# Goal
Transcribe the records below exactly as they appear, omitting any pictures.

— BEGIN Source material —

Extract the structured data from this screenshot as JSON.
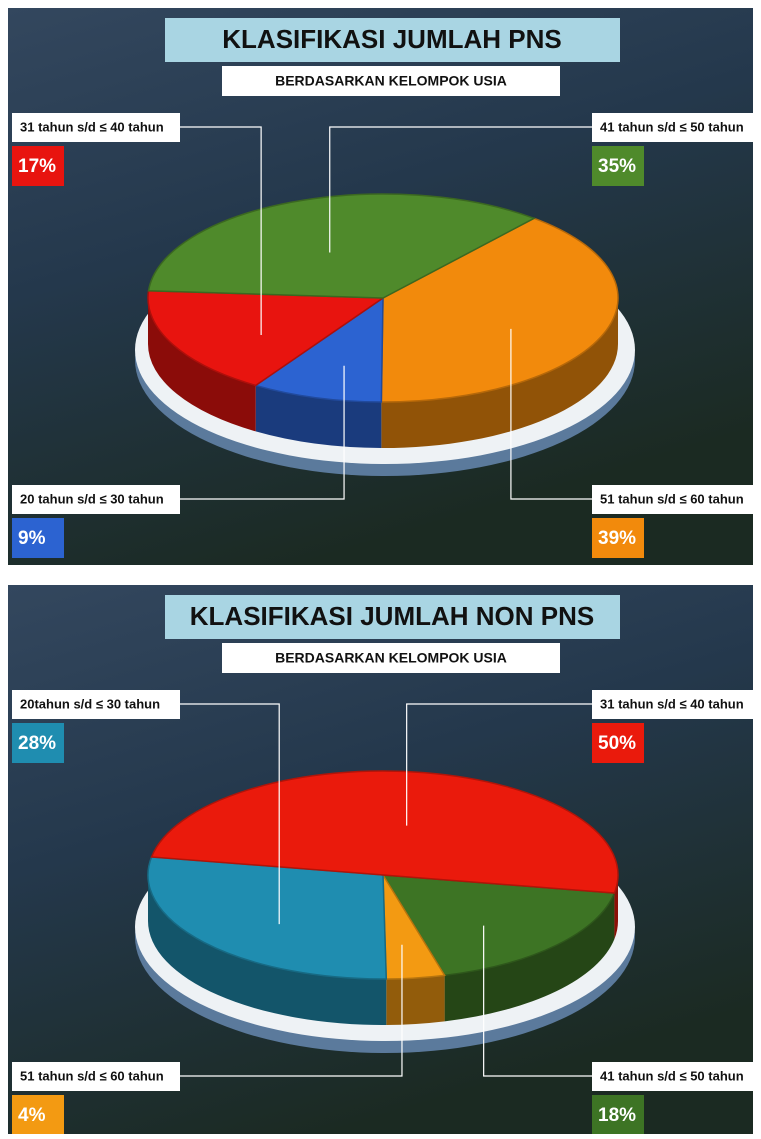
{
  "chart_data": [
    {
      "type": "pie",
      "title": "KLASIFIKASI JUMLAH PNS",
      "subtitle": "BERDASARKAN KELOMPOK USIA",
      "categories": [
        "51 tahun s/d ≤ 60 tahun",
        "20 tahun s/d ≤ 30 tahun",
        "31 tahun s/d ≤ 40 tahun",
        "41 tahun s/d ≤ 50 tahun"
      ],
      "values": [
        39,
        9,
        17,
        35
      ],
      "value_labels": [
        "39%",
        "9%",
        "17%",
        "35%"
      ],
      "colors": [
        "#f28a0c",
        "#2c63d1",
        "#e8140f",
        "#4f8a2b"
      ]
    },
    {
      "type": "pie",
      "title": "KLASIFIKASI JUMLAH NON PNS",
      "subtitle": "BERDASARKAN KELOMPOK USIA",
      "categories": [
        "41 tahun s/d ≤ 50 tahun",
        "51 tahun s/d ≤ 60 tahun",
        "20tahun s/d ≤ 30 tahun",
        "31 tahun s/d ≤ 40 tahun"
      ],
      "values": [
        18,
        4,
        28,
        50
      ],
      "value_labels": [
        "18%",
        "4%",
        "28%",
        "50%"
      ],
      "colors": [
        "#3d7424",
        "#f39a12",
        "#1f8db0",
        "#ea1a0c"
      ]
    }
  ]
}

— END Source material —

# Final result
Extract the structured data from this screenshot as JSON.
{
  "chart_data": [
    {
      "type": "pie",
      "title": "KLASIFIKASI JUMLAH PNS",
      "subtitle": "BERDASARKAN KELOMPOK USIA",
      "categories": [
        "51 tahun s/d ≤ 60 tahun",
        "20 tahun s/d ≤ 30 tahun",
        "31 tahun s/d ≤ 40 tahun",
        "41 tahun s/d ≤ 50 tahun"
      ],
      "values": [
        39,
        9,
        17,
        35
      ],
      "value_labels": [
        "39%",
        "9%",
        "17%",
        "35%"
      ],
      "colors": [
        "#f28a0c",
        "#2c63d1",
        "#e8140f",
        "#4f8a2b"
      ]
    },
    {
      "type": "pie",
      "title": "KLASIFIKASI JUMLAH NON PNS",
      "subtitle": "BERDASARKAN KELOMPOK USIA",
      "categories": [
        "41 tahun s/d ≤ 50 tahun",
        "51 tahun s/d ≤ 60 tahun",
        "20tahun s/d ≤ 30 tahun",
        "31 tahun s/d ≤ 40 tahun"
      ],
      "values": [
        18,
        4,
        28,
        50
      ],
      "value_labels": [
        "18%",
        "4%",
        "28%",
        "50%"
      ],
      "colors": [
        "#3d7424",
        "#f39a12",
        "#1f8db0",
        "#ea1a0c"
      ]
    }
  ]
}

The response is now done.